━━━ Records supplied

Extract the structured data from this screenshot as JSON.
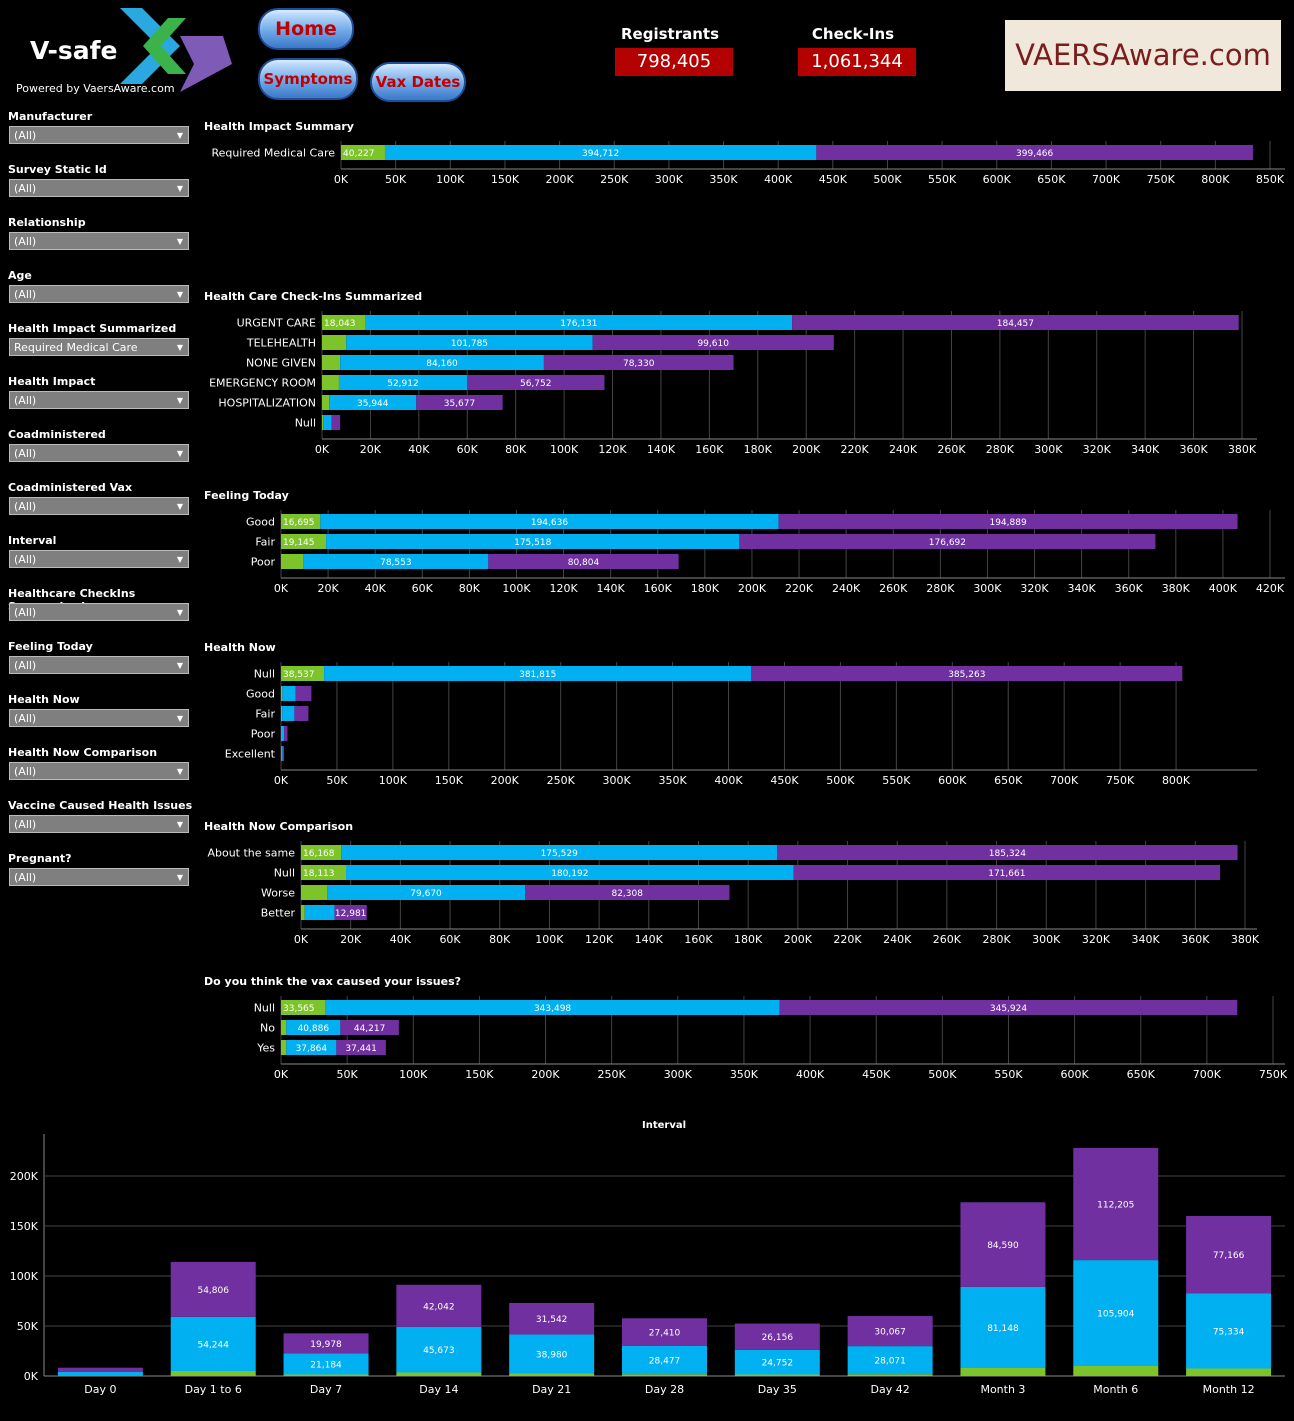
{
  "header": {
    "logo_title": "V-safe",
    "logo_sub": "Powered by VaersAware.com",
    "nav": {
      "home": "Home",
      "symptoms": "Symptoms",
      "vax_dates": "Vax Dates"
    },
    "stats": [
      {
        "label": "Registrants",
        "value": "798,405"
      },
      {
        "label": "Check-Ins",
        "value": "1,061,344"
      }
    ],
    "brand": "VAERSAware.com"
  },
  "filters": [
    {
      "label": "Manufacturer",
      "value": "(All)"
    },
    {
      "label": "Survey Static Id",
      "value": "(All)"
    },
    {
      "label": "Relationship",
      "value": "(All)"
    },
    {
      "label": "Age",
      "value": "(All)"
    },
    {
      "label": "Health Impact Summarized",
      "value": "Required Medical Care"
    },
    {
      "label": "Health Impact",
      "value": "(All)"
    },
    {
      "label": "Coadministered",
      "value": "(All)"
    },
    {
      "label": "Coadministered Vax",
      "value": "(All)"
    },
    {
      "label": "Interval",
      "value": "(All)"
    },
    {
      "label": "Healthcare CheckIns Summarized",
      "value": "(All)"
    },
    {
      "label": "Feeling Today",
      "value": "(All)"
    },
    {
      "label": "Health Now",
      "value": "(All)"
    },
    {
      "label": "Health Now Comparison",
      "value": "(All)"
    },
    {
      "label": "Vaccine Caused Health Issues",
      "value": "(All)"
    },
    {
      "label": "Pregnant?",
      "value": "(All)"
    }
  ],
  "colors": {
    "green": "#7dc32a",
    "blue": "#00b0f0",
    "purple": "#7030a0",
    "grid": "#444444",
    "axis": "#888888"
  },
  "chart_data": [
    {
      "type": "bar",
      "orientation": "horizontal",
      "stacked": true,
      "title": "Health Impact Summary",
      "categories": [
        "Required Medical Care"
      ],
      "series": [
        {
          "values": [
            40227
          ]
        },
        {
          "values": [
            394712
          ]
        },
        {
          "values": [
            399466
          ]
        }
      ],
      "labels": [
        [
          "40,227"
        ],
        [
          "394,712"
        ],
        [
          "399,466"
        ]
      ],
      "xticks": [
        "0K",
        "50K",
        "100K",
        "150K",
        "200K",
        "250K",
        "300K",
        "350K",
        "400K",
        "450K",
        "500K",
        "550K",
        "600K",
        "650K",
        "700K",
        "750K",
        "800K",
        "850K"
      ],
      "xlim": [
        0,
        850000
      ]
    },
    {
      "type": "bar",
      "orientation": "horizontal",
      "stacked": true,
      "title": "Health Care Check-Ins Summarized",
      "categories": [
        "URGENT CARE",
        "TELEHEALTH",
        "NONE GIVEN",
        "EMERGENCY ROOM",
        "HOSPITALIZATION",
        "Null"
      ],
      "series": [
        {
          "values": [
            18043,
            10000,
            7500,
            7000,
            3000,
            500
          ]
        },
        {
          "values": [
            176131,
            101785,
            84160,
            52912,
            35944,
            3500
          ]
        },
        {
          "values": [
            184457,
            99610,
            78330,
            56752,
            35677,
            3500
          ]
        }
      ],
      "labels": [
        [
          "18,043",
          "",
          "",
          "",
          "",
          ""
        ],
        [
          "176,131",
          "101,785",
          "84,160",
          "52,912",
          "35,944",
          ""
        ],
        [
          "184,457",
          "99,610",
          "78,330",
          "56,752",
          "35,677",
          ""
        ]
      ],
      "xticks": [
        "0K",
        "20K",
        "40K",
        "60K",
        "80K",
        "100K",
        "120K",
        "140K",
        "160K",
        "180K",
        "200K",
        "220K",
        "240K",
        "260K",
        "280K",
        "300K",
        "320K",
        "340K",
        "360K",
        "380K"
      ],
      "xlim": [
        0,
        380000
      ]
    },
    {
      "type": "bar",
      "orientation": "horizontal",
      "stacked": true,
      "title": "Feeling Today",
      "categories": [
        "Good",
        "Fair",
        "Poor"
      ],
      "series": [
        {
          "values": [
            16695,
            19145,
            9500
          ]
        },
        {
          "values": [
            194636,
            175518,
            78553
          ]
        },
        {
          "values": [
            194889,
            176692,
            80804
          ]
        }
      ],
      "labels": [
        [
          "16,695",
          "19,145",
          ""
        ],
        [
          "194,636",
          "175,518",
          "78,553"
        ],
        [
          "194,889",
          "176,692",
          "80,804"
        ]
      ],
      "xticks": [
        "0K",
        "20K",
        "40K",
        "60K",
        "80K",
        "100K",
        "120K",
        "140K",
        "160K",
        "180K",
        "200K",
        "220K",
        "240K",
        "260K",
        "280K",
        "300K",
        "320K",
        "340K",
        "360K",
        "380K",
        "400K",
        "420K"
      ],
      "xlim": [
        0,
        420000
      ]
    },
    {
      "type": "bar",
      "orientation": "horizontal",
      "stacked": true,
      "title": "Health Now",
      "categories": [
        "Null",
        "Good",
        "Fair",
        "Poor",
        "Excellent"
      ],
      "series": [
        {
          "values": [
            38537,
            1200,
            1000,
            300,
            200
          ]
        },
        {
          "values": [
            381815,
            12000,
            11000,
            2500,
            1200
          ]
        },
        {
          "values": [
            385263,
            14000,
            12500,
            3000,
            1300
          ]
        }
      ],
      "labels": [
        [
          "38,537",
          "",
          "",
          "",
          ""
        ],
        [
          "381,815",
          "",
          "",
          "",
          ""
        ],
        [
          "385,263",
          "",
          "",
          "",
          ""
        ]
      ],
      "xticks": [
        "0K",
        "50K",
        "100K",
        "150K",
        "200K",
        "250K",
        "300K",
        "350K",
        "400K",
        "450K",
        "500K",
        "550K",
        "600K",
        "650K",
        "700K",
        "750K",
        "800K"
      ],
      "xlim": [
        0,
        850000
      ]
    },
    {
      "type": "bar",
      "orientation": "horizontal",
      "stacked": true,
      "title": "Health Now Comparison",
      "categories": [
        "About the same",
        "Null",
        "Worse",
        "Better"
      ],
      "series": [
        {
          "values": [
            16168,
            18113,
            10500,
            1500
          ]
        },
        {
          "values": [
            175529,
            180192,
            79670,
            12000
          ]
        },
        {
          "values": [
            185324,
            171661,
            82308,
            12981
          ]
        }
      ],
      "labels": [
        [
          "16,168",
          "18,113",
          "",
          ""
        ],
        [
          "175,529",
          "180,192",
          "79,670",
          ""
        ],
        [
          "185,324",
          "171,661",
          "82,308",
          "12,981"
        ]
      ],
      "xticks": [
        "0K",
        "20K",
        "40K",
        "60K",
        "80K",
        "100K",
        "120K",
        "140K",
        "160K",
        "180K",
        "200K",
        "220K",
        "240K",
        "260K",
        "280K",
        "300K",
        "320K",
        "340K",
        "360K",
        "380K"
      ],
      "xlim": [
        0,
        380000
      ]
    },
    {
      "type": "bar",
      "orientation": "horizontal",
      "stacked": true,
      "title": "Do you think the vax caused your issues?",
      "categories": [
        "Null",
        "No",
        "Yes"
      ],
      "series": [
        {
          "values": [
            33565,
            4000,
            4000
          ]
        },
        {
          "values": [
            343498,
            40886,
            37864
          ]
        },
        {
          "values": [
            345924,
            44217,
            37441
          ]
        }
      ],
      "labels": [
        [
          "33,565",
          "",
          ""
        ],
        [
          "343,498",
          "40,886",
          "37,864"
        ],
        [
          "345,924",
          "44,217",
          "37,441"
        ]
      ],
      "xticks": [
        "0K",
        "50K",
        "100K",
        "150K",
        "200K",
        "250K",
        "300K",
        "350K",
        "400K",
        "450K",
        "500K",
        "550K",
        "600K",
        "650K",
        "700K",
        "750K"
      ],
      "xlim": [
        0,
        750000
      ]
    },
    {
      "type": "bar",
      "orientation": "vertical",
      "stacked": true,
      "title": "Interval",
      "categories": [
        "Day 0",
        "Day 1 to 6",
        "Day 7",
        "Day 14",
        "Day 21",
        "Day 28",
        "Day 35",
        "Day 42",
        "Month 3",
        "Month 6",
        "Month 12"
      ],
      "series": [
        {
          "values": [
            800,
            5000,
            1500,
            3500,
            2500,
            1800,
            1500,
            1800,
            8000,
            10000,
            7500
          ]
        },
        {
          "values": [
            3500,
            54244,
            21184,
            45673,
            38980,
            28477,
            24752,
            28071,
            81148,
            105904,
            75334
          ]
        },
        {
          "values": [
            4000,
            54806,
            19978,
            42042,
            31542,
            27410,
            26156,
            30067,
            84590,
            112205,
            77166
          ]
        }
      ],
      "labels": [
        [
          "",
          "",
          "",
          "",
          "",
          "",
          "",
          "",
          "",
          "",
          ""
        ],
        [
          "",
          "54,244",
          "21,184",
          "45,673",
          "38,980",
          "28,477",
          "24,752",
          "28,071",
          "81,148",
          "105,904",
          "75,334"
        ],
        [
          "",
          "54,806",
          "19,978",
          "42,042",
          "31,542",
          "27,410",
          "26,156",
          "30,067",
          "84,590",
          "112,205",
          "77,166"
        ]
      ],
      "yticks": [
        "0K",
        "50K",
        "100K",
        "150K",
        "200K"
      ],
      "ylim": [
        0,
        235000
      ]
    }
  ]
}
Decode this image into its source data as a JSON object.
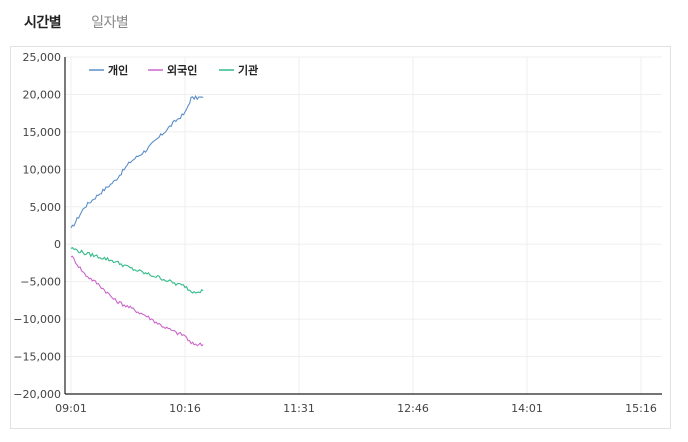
{
  "tabs": [
    {
      "label": "시간별",
      "active": true
    },
    {
      "label": "일자별",
      "active": false
    }
  ],
  "chart_data": {
    "type": "line",
    "title": "",
    "xlabel": "",
    "ylabel": "",
    "ylim": [
      -20000,
      25000
    ],
    "yticks": [
      "25,000",
      "20,000",
      "15,000",
      "10,000",
      "5,000",
      "0",
      "-5,000",
      "-10,000",
      "-15,000",
      "-20,000"
    ],
    "xticks": [
      "09:01",
      "10:16",
      "11:31",
      "12:46",
      "14:01",
      "15:16"
    ],
    "grid": true,
    "legend_position": "top-left inside",
    "x": [
      "09:01",
      "09:10",
      "09:20",
      "09:30",
      "09:40",
      "09:50",
      "10:00",
      "10:10",
      "10:16",
      "10:20",
      "10:28"
    ],
    "series": [
      {
        "name": "개인",
        "color": "#5b8fc7",
        "values": [
          2000,
          5000,
          6800,
          8500,
          11000,
          12500,
          14500,
          16500,
          17500,
          19500,
          19600
        ]
      },
      {
        "name": "외국인",
        "color": "#cc66cc",
        "values": [
          -1500,
          -4000,
          -5500,
          -7500,
          -8500,
          -9500,
          -10800,
          -11800,
          -12200,
          -13300,
          -13400
        ]
      },
      {
        "name": "기관",
        "color": "#33bb88",
        "values": [
          -500,
          -1200,
          -1700,
          -2300,
          -3200,
          -3900,
          -4500,
          -5300,
          -5600,
          -6300,
          -6200
        ]
      }
    ]
  }
}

━━━━━━

◆ **Stated task**
Check each line of the records above for the string "Summarized", and report every line that has it.

◆ **Completed task**
      "label": "Health Impact Summarized",
      "label": "Healthcare CheckIns Summarized",
      "title": "Health Care Check-Ins Summarized",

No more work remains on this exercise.